◆ **Aplicando a leitura**
[a] Segundo o texto selecionado, quantos votos Edmilson Rodrigues somou na eleição de 2018 no Pará?
[b] Liste todos os políticos mencionados no corpo do texto selecionado, cada um com o partido indicado.

◆ **Texto selecionado**
>>>>

Jeso Carneiro

Deputado teve quase 30 mil votos nos 10 municípios onde quadrilha do PL atuou no Pará

Deputado teve quase 30 mil votos nos 10 municípios onde quadrilha do PL atuou no Pará
Cristiano Vale, então prefeito de Viseu

Quase 30 mil dos votos do deputado federal Cristiano Vale (PL) em 2018 foram obtidos nos 10 municípios onde, segundo o MPF (Ministério Público do Pará), a quadrilha da qual ele fazia parte desviou 39,6 milhões de reais em um esquema criminoso de fraude a licitações entre 2013 e 2017.

Irmão do vice-governador Lúcio Vale (PL), também acusado de participação no crime, Cristiano foi o 2º mais votado para o cargo no Pará naquela eleição — 176.812 votos, ficando atrás só de Edmilson Rodrigues (PSOL), que somou 184.042 votos.

<<<<

◆ **Extrato de dados**
>>>>

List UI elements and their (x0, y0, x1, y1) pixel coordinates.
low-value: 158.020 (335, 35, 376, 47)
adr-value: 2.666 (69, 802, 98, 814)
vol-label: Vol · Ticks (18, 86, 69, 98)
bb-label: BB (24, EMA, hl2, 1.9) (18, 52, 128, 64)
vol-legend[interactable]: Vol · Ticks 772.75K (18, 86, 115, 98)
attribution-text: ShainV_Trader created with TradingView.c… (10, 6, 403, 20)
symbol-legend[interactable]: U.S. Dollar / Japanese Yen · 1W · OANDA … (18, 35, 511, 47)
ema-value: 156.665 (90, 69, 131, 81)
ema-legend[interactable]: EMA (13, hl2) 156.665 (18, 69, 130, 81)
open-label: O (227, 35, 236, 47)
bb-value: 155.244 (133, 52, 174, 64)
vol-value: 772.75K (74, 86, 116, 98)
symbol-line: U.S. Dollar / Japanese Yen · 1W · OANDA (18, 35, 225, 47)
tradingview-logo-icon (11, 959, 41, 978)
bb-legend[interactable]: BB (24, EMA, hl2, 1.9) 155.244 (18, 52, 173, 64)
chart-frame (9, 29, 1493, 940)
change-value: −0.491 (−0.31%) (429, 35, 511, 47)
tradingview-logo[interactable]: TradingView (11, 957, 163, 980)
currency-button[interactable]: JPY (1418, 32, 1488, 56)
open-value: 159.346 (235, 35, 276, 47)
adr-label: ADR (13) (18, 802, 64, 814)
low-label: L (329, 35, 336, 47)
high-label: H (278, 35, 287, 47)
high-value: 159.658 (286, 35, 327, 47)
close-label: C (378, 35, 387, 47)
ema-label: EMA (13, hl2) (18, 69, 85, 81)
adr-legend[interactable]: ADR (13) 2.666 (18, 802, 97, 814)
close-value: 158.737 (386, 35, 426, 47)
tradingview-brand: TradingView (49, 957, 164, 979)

<<<<

◆ **Respostas fornecidas**
[a] Edmilson Rodrigues somou 184.042 votos.

[b]
- Cristiano Vale (PL)
- Lúcio Vale (PL)
- Edmilson Rodrigues (PSOL)